##### Input records #####

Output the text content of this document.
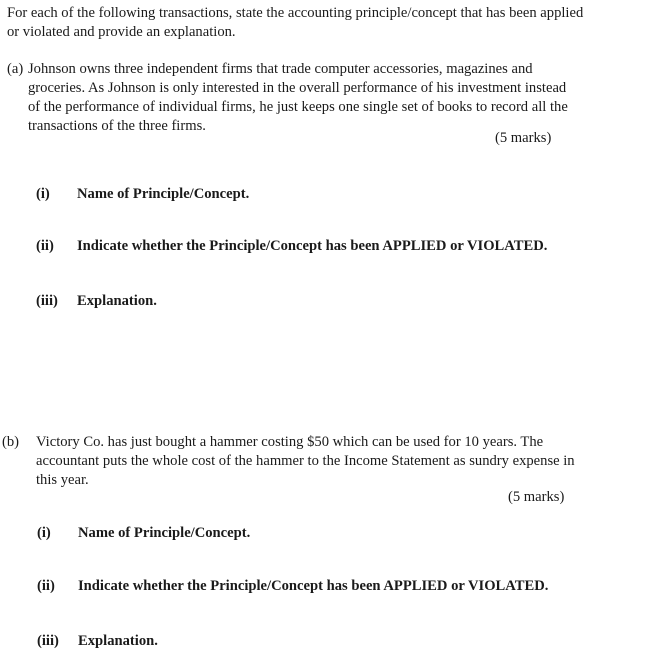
For each of the following transactions, state the accounting principle/concept that has been applied or violated and provide an explanation.
(a) Johnson owns three independent firms that trade computer accessories, magazines and groceries. As Johnson is only interested in the overall performance of his investment instead of the performance of individual firms, he just keeps one single set of books to record all the transactions of the three firms.
(5 marks)
(i) Name of Principle/Concept.
(ii) Indicate whether the Principle/Concept has been APPLIED or VIOLATED.
(iii) Explanation.
(b) Victory Co. has just bought a hammer costing $50 which can be used for 10 years. The accountant puts the whole cost of the hammer to the Income Statement as sundry expense in this year.
(5 marks)
(i) Name of Principle/Concept.
(ii) Indicate whether the Principle/Concept has been APPLIED or VIOLATED.
(iii) Explanation.
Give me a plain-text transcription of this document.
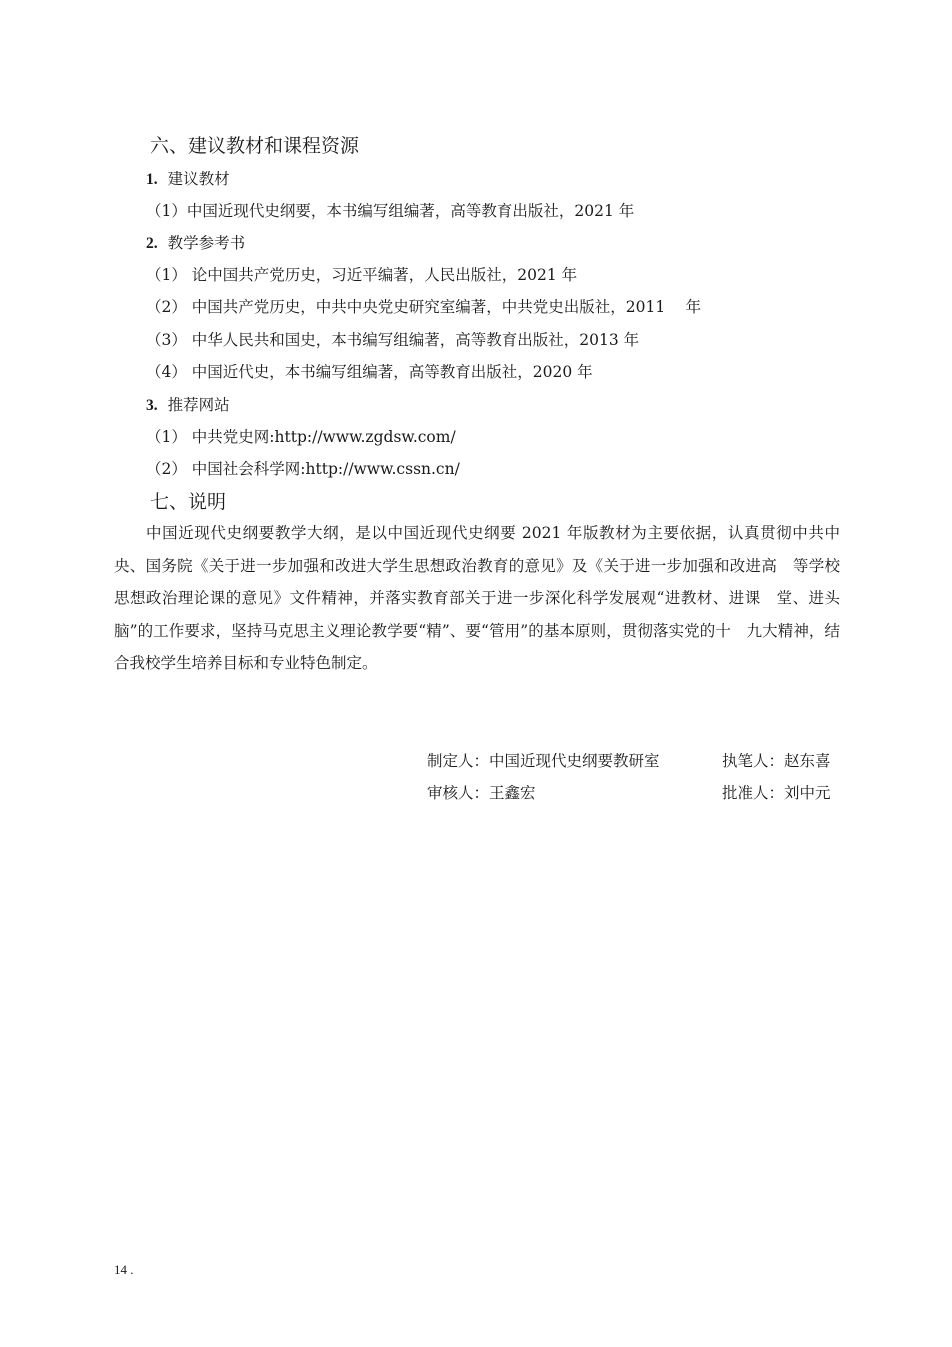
六、建议教材和课程资源
1. 建议教材
（1）中国近现代史纲要，本书编写组编著，高等教育出版社，2021 年
2. 教学参考书
（1） 论中国共产党历史，习近平编著，人民出版社，2021 年
（2） 中国共产党历史，中共中央党史研究室编著，中共党史出版社，2011　 年
（3） 中华人民共和国史，本书编写组编著，高等教育出版社，2013 年
（4） 中国近代史，本书编写组编著，高等教育出版社，2020 年
3. 推荐网站
（1） 中共党史网:http://www.zgdsw.com/
（2） 中国社会科学网:http://www.cssn.cn/
七、说明
中国近现代史纲要教学大纲，是以中国近现代史纲要 2021 年版教材为主要依据，认真贯彻中共中央、国务院《关于进一步加强和改进大学生思想政治教育的意见》及《关于进一步加强和改进高　等学校思想政治理论课的意见》文件精神，并落实教育部关于进一步深化科学发展观“进教材、进课　堂、进头脑”的工作要求，坚持马克思主义理论教学要“精”、要“管用”的基本原则，贯彻落实党的十　九大精神，结合我校学生培养目标和专业特色制定。
制定人：中国近现代史纲要教研室	执笔人：赵东喜
审核人：王鑫宏	批准人：刘中元
14 .
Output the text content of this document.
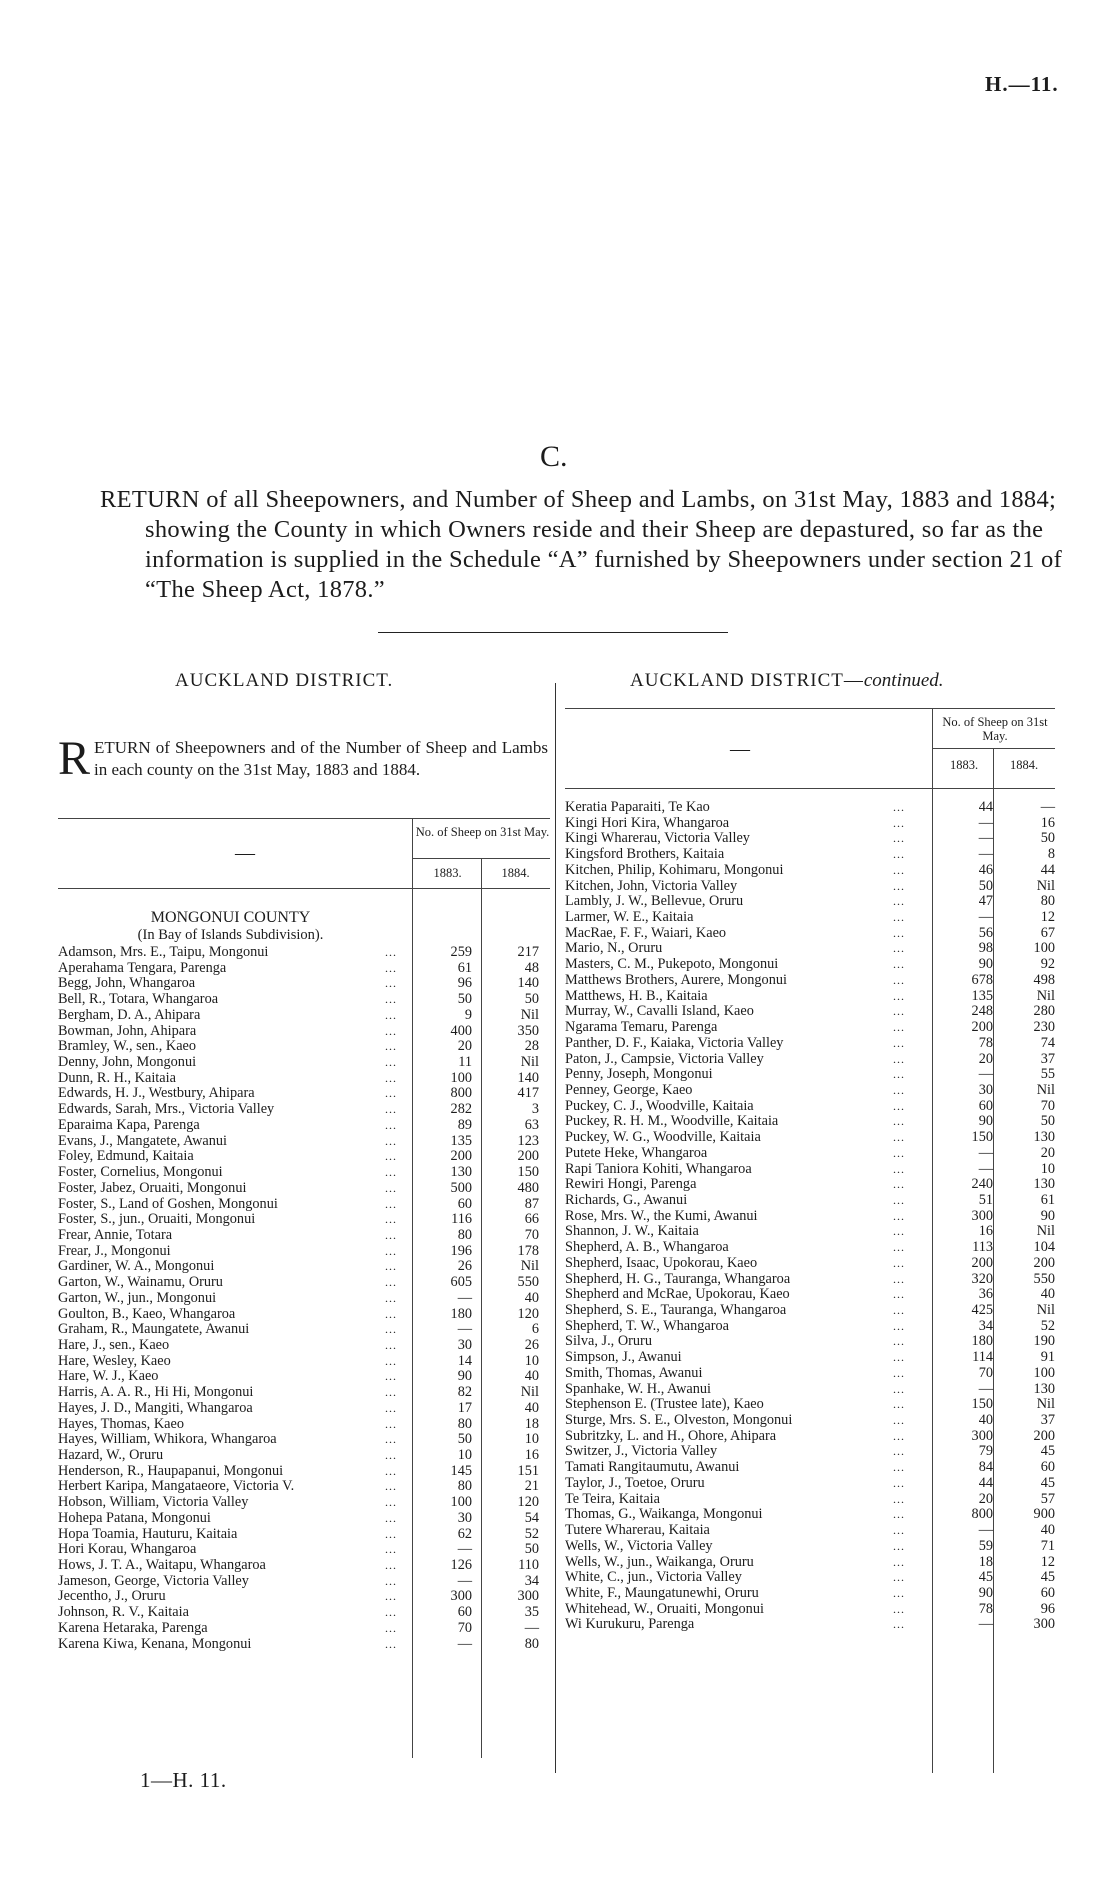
H.—11.
C.
RETURN of all Sheepowners, and Number of Sheep and Lambs, on 31st May, 1883 and 1884; showing the County in which Owners reside and their Sheep are depastured, so far as the information is supplied in the Schedule “A” furnished by Sheepowners under section 21 of “The Sheep Act, 1878.”
AUCKLAND DISTRICT.
RETURN of Sheepowners and of the Number of Sheep and Lambs in each county on the 31st May, 1883 and 1884.
—
No. of Sheep on 31st May.
1883.	1884.
MONGONUI COUNTY
(In Bay of Islands Subdivision).
Adamson, Mrs. E., Taipu, Mongonui	...	259	217
Aperahama Tengara, Parenga	...	61	48
Begg, John, Whangaroa	...	96	140
Bell, R., Totara, Whangaroa	...	50	50
Bergham, D. A., Ahipara	...	9	Nil
Bowman, John, Ahipara	...	400	350
Bramley, W., sen., Kaeo	...	20	28
Denny, John, Mongonui	...	11	Nil
Dunn, R. H., Kaitaia	...	100	140
Edwards, H. J., Westbury, Ahipara	...	800	417
Edwards, Sarah, Mrs., Victoria Valley	...	282	3
Eparaima Kapa, Parenga	...	89	63
Evans, J., Mangatete, Awanui	...	135	123
Foley, Edmund, Kaitaia	...	200	200
Foster, Cornelius, Mongonui	...	130	150
Foster, Jabez, Oruaiti, Mongonui	...	500	480
Foster, S., Land of Goshen, Mongonui	...	60	87
Foster, S., jun., Oruaiti, Mongonui	...	116	66
Frear, Annie, Totara	...	80	70
Frear, J., Mongonui	...	196	178
Gardiner, W. A., Mongonui	...	26	Nil
Garton, W., Wainamu, Oruru	...	605	550
Garton, W., jun., Mongonui	...	—	40
Goulton, B., Kaeo, Whangaroa	...	180	120
Graham, R., Maungatete, Awanui	...	—	6
Hare, J., sen., Kaeo	...	30	26
Hare, Wesley, Kaeo	...	14	10
Hare, W. J., Kaeo	...	90	40
Harris, A. A. R., Hi Hi, Mongonui	...	82	Nil
Hayes, J. D., Mangiti, Whangaroa	...	17	40
Hayes, Thomas, Kaeo	...	80	18
Hayes, William, Whikora, Whangaroa	...	50	10
Hazard, W., Oruru	...	10	16
Henderson, R., Haupapanui, Mongonui	...	145	151
Herbert Karipa, Mangataeore, Victoria V.	...	80	21
Hobson, William, Victoria Valley	...	100	120
Hohepa Patana, Mongonui	...	30	54
Hopa Toamia, Hauturu, Kaitaia	...	62	52
Hori Korau, Whangaroa	...	—	50
Hows, J. T. A., Waitapu, Whangaroa	...	126	110
Jameson, George, Victoria Valley	...	—	34
Jecentho, J., Oruru	...	300	300
Johnson, R. V., Kaitaia	...	60	35
Karena Hetaraka, Parenga	...	70	—
Karena Kiwa, Kenana, Mongonui	...	—	80
AUCKLAND DISTRICT—continued.
—
No. of Sheep on 31st May.
1883.	1884.
Keratia Paparaiti, Te Kao	...	44	—
Kingi Hori Kira, Whangaroa	...	—	16
Kingi Wharerau, Victoria Valley	...	—	50
Kingsford Brothers, Kaitaia	...	—	8
Kitchen, Philip, Kohimaru, Mongonui	...	46	44
Kitchen, John, Victoria Valley	...	50	Nil
Lambly, J. W., Bellevue, Oruru	...	47	80
Larmer, W. E., Kaitaia	...	—	12
MacRae, F. F., Waiari, Kaeo	...	56	67
Mario, N., Oruru	...	98	100
Masters, C. M., Pukepoto, Mongonui	...	90	92
Matthews Brothers, Aurere, Mongonui	...	678	498
Matthews, H. B., Kaitaia	...	135	Nil
Murray, W., Cavalli Island, Kaeo	...	248	280
Ngarama Temaru, Parenga	...	200	230
Panther, D. F., Kaiaka, Victoria Valley	...	78	74
Paton, J., Campsie, Victoria Valley	...	20	37
Penny, Joseph, Mongonui	...	—	55
Penney, George, Kaeo	...	30	Nil
Puckey, C. J., Woodville, Kaitaia	...	60	70
Puckey, R. H. M., Woodville, Kaitaia	...	90	50
Puckey, W. G., Woodville, Kaitaia	...	150	130
Putete Heke, Whangaroa	...	—	20
Rapi Taniora Kohiti, Whangaroa	...	—	10
Rewiri Hongi, Parenga	...	240	130
Richards, G., Awanui	...	51	61
Rose, Mrs. W., the Kumi, Awanui	...	300	90
Shannon, J. W., Kaitaia	...	16	Nil
Shepherd, A. B., Whangaroa	...	113	104
Shepherd, Isaac, Upokorau, Kaeo	...	200	200
Shepherd, H. G., Tauranga, Whangaroa	...	320	550
Shepherd and McRae, Upokorau, Kaeo	...	36	40
Shepherd, S. E., Tauranga, Whangaroa	...	425	Nil
Shepherd, T. W., Whangaroa	...	34	52
Silva, J., Oruru	...	180	190
Simpson, J., Awanui	...	114	91
Smith, Thomas, Awanui	...	70	100
Spanhake, W. H., Awanui	...	—	130
Stephenson E. (Trustee late), Kaeo	...	150	Nil
Sturge, Mrs. S. E., Olveston, Mongonui	...	40	37
Subritzky, L. and H., Ohore, Ahipara	...	300	200
Switzer, J., Victoria Valley	...	79	45
Tamati Rangitaumutu, Awanui	...	84	60
Taylor, J., Toetoe, Oruru	...	44	45
Te Teira, Kaitaia	...	20	57
Thomas, G., Waikanga, Mongonui	...	800	900
Tutere Wharerau, Kaitaia	...	—	40
Wells, W., Victoria Valley	...	59	71
Wells, W., jun., Waikanga, Oruru	...	18	12
White, C., jun., Victoria Valley	...	45	45
White, F., Maungatunewhi, Oruru	...	90	60
Whitehead, W., Oruaiti, Mongonui	...	78	96
Wi Kurukuru, Parenga	...	—	300
1—H. 11.
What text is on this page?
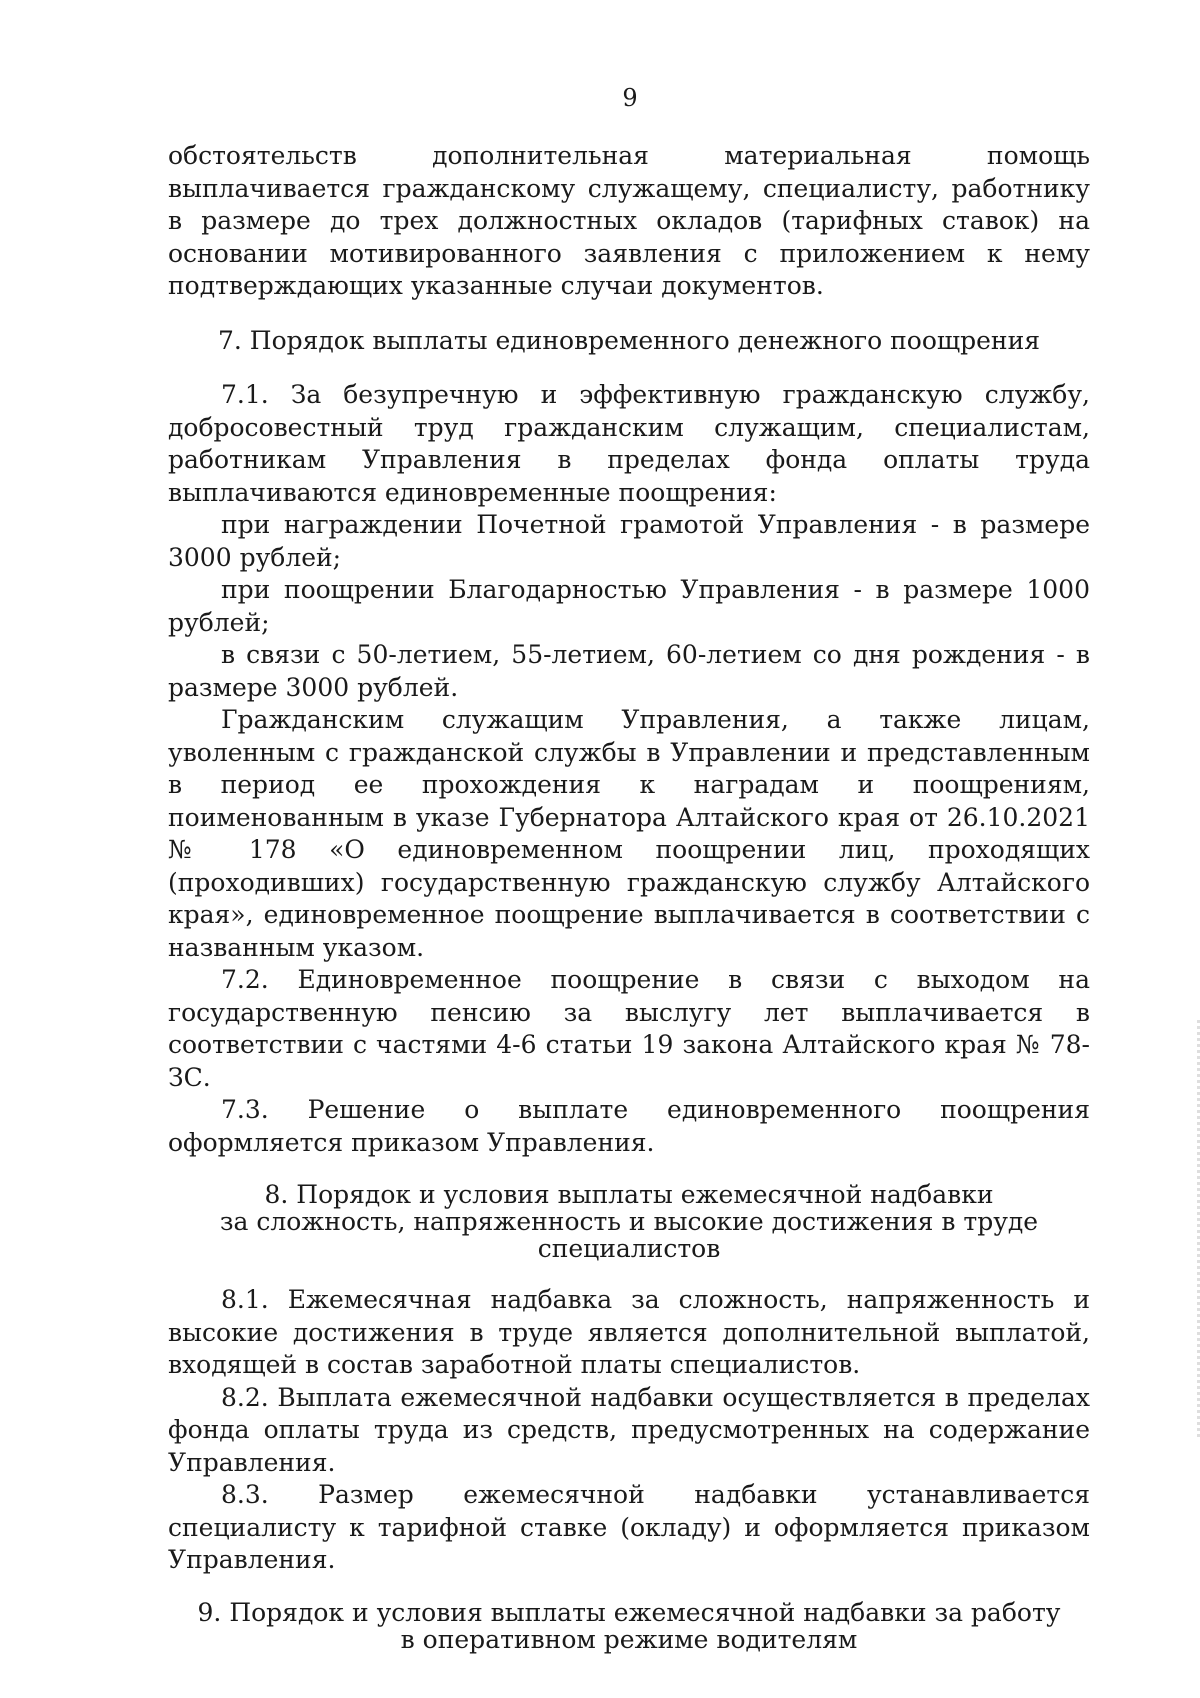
9

обстоятельств дополнительная материальная помощь выплачивается гражданскому служащему, специалисту, работнику в размере до трех должностных окладов (тарифных ставок) на основании мотивированного заявления с приложением к нему подтверждающих указанные случаи документов.

7. Порядок выплаты единовременного денежного поощрения

7.1. За безупречную и эффективную гражданскую службу, добросовестный труд гражданским служащим, специалистам, работникам Управления в пределах фонда оплаты труда выплачиваются единовременные поощрения:

при награждении Почетной грамотой Управления - в размере 3000 рублей;

при поощрении Благодарностью Управления - в размере 1000 рублей;

в связи с 50-летием, 55-летием, 60-летием со дня рождения - в размере 3000 рублей.

Гражданским служащим Управления, а также лицам, уволенным с гражданской службы в Управлении и представленным в период ее прохождения к наградам и поощрениям, поименованным в указе Губернатора Алтайского края от 26.10.2021 № 178 «О единовременном поощрении лиц, проходящих (проходивших) государственную гражданскую службу Алтайского края», единовременное поощрение выплачивается в соответствии с названным указом.

7.2. Единовременное поощрение в связи с выходом на государственную пенсию за выслугу лет выплачивается в соответствии с частями 4-6 статьи 19 закона Алтайского края № 78-ЗС.

7.3. Решение о выплате единовременного поощрения оформляется приказом Управления.

8. Порядок и условия выплаты ежемесячной надбавки

за сложность, напряженность и высокие достижения в труде

специалистов

8.1. Ежемесячная надбавка за сложность, напряженность и высокие достижения в труде является дополнительной выплатой, входящей в состав заработной платы специалистов.

8.2. Выплата ежемесячной надбавки осуществляется в пределах фонда оплаты труда из средств, предусмотренных на содержание Управления.

8.3. Размер ежемесячной надбавки устанавливается специалисту к тарифной ставке (окладу) и оформляется приказом Управления.

9. Порядок и условия выплаты ежемесячной надбавки за работу

в оперативном режиме водителям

#####

Locate the word "Sheepowners" in the records and collect each line it appears in.

> **Output of the task**
RETURN of all Sheepowners, and Number of Sheep and Lambs, on 31st May, 1883 and 1884; showing the County in which Owners reside and their Sheep are depastured, so far as the information is supplied in the Schedule “A” furnished by Sheepowners under section 21 of “The Sheep Act, 1878.”
RETURN of Sheepowners and of the Number of Sheep and Lambs in each county on the 31st May, 1883 and 1884.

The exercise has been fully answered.